# START OF Recorded information

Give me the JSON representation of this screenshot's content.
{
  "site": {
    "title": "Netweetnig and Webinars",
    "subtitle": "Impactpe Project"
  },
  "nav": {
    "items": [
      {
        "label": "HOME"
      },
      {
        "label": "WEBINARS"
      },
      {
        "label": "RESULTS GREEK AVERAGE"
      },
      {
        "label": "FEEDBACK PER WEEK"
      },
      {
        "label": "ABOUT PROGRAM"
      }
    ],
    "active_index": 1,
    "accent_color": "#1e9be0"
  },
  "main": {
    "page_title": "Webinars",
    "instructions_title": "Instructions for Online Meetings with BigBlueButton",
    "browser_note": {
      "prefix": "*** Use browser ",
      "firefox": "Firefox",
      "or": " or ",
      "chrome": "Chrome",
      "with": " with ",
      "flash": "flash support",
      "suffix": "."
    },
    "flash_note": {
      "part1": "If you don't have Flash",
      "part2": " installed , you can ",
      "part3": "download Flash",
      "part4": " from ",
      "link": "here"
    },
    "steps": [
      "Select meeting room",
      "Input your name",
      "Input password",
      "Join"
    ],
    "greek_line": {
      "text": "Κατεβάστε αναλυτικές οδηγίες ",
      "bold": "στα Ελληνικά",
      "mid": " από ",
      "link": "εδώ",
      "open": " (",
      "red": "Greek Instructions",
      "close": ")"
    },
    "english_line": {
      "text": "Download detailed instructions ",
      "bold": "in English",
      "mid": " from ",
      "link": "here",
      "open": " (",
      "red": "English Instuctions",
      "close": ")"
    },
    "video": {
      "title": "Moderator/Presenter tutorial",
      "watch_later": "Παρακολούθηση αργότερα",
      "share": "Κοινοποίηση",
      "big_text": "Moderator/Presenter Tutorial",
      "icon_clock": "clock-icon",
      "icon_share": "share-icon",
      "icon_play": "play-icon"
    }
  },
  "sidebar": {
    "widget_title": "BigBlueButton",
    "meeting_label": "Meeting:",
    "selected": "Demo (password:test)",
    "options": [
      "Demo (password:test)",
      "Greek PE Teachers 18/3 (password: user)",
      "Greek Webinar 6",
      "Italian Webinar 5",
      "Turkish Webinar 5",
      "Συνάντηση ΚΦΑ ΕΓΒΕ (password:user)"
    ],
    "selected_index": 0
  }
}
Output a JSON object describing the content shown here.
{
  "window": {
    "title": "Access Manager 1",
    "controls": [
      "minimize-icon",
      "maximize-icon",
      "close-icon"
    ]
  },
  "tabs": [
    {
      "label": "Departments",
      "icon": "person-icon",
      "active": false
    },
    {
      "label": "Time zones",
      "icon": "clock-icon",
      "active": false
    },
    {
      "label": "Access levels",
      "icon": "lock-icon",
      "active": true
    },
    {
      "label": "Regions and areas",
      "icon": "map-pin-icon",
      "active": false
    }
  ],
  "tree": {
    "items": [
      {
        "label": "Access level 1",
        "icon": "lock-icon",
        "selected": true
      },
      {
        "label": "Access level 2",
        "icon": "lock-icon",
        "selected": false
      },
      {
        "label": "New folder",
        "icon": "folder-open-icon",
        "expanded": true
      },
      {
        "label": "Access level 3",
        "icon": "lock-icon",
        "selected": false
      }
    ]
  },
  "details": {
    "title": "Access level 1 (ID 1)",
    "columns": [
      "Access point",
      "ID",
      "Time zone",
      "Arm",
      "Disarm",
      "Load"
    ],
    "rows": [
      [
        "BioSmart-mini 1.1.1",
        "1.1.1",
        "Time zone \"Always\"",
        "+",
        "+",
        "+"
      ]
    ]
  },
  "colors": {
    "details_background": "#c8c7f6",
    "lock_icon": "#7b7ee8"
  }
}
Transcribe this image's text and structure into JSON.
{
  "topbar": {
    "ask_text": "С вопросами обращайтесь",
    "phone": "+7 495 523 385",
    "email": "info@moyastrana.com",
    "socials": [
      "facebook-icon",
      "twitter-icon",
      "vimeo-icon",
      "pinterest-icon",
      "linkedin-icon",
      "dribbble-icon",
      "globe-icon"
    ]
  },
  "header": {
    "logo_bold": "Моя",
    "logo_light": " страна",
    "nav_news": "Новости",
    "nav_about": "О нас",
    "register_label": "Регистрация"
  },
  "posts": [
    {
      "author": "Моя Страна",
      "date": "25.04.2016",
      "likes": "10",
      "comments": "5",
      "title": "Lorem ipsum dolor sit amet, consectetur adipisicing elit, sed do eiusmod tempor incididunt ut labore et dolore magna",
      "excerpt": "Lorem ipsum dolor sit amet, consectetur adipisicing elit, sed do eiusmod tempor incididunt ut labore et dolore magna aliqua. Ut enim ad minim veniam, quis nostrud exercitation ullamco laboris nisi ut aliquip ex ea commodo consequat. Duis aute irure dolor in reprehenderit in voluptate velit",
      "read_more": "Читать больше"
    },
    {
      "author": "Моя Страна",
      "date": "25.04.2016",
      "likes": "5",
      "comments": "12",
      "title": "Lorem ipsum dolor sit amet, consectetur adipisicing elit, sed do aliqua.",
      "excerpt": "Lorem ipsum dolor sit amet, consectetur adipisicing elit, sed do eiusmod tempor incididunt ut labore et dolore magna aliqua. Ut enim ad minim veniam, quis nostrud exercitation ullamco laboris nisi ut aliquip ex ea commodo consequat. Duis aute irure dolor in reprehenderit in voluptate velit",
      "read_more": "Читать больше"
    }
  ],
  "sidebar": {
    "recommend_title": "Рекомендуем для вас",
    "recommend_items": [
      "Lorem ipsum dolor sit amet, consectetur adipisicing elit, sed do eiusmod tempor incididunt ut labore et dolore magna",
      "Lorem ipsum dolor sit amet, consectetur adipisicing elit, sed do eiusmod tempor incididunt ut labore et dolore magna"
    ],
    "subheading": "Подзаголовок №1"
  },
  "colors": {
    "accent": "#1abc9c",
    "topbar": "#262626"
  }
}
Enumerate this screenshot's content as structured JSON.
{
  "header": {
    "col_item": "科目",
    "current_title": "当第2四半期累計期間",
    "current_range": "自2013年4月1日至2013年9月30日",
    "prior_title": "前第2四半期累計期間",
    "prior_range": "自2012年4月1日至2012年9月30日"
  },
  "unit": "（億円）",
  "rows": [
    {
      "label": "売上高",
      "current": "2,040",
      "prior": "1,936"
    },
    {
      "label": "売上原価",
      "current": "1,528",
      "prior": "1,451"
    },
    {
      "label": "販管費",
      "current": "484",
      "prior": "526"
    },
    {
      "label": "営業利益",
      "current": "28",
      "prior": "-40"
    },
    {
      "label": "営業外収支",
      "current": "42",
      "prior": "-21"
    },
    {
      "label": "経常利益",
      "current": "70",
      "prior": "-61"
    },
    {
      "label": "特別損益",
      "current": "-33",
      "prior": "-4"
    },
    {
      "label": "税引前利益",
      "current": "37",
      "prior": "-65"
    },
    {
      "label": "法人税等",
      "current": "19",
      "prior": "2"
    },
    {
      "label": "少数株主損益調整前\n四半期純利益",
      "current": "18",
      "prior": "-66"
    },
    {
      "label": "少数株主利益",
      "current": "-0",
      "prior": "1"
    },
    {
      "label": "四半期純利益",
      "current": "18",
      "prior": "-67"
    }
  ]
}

# END OF Recorded information

## Required task
Identify every line above with the string "Moderator" in it. Copy those lines.

## Output for this task
      "title": "Moderator/Presenter tutorial",
      "big_text": "Moderator/Presenter Tutorial",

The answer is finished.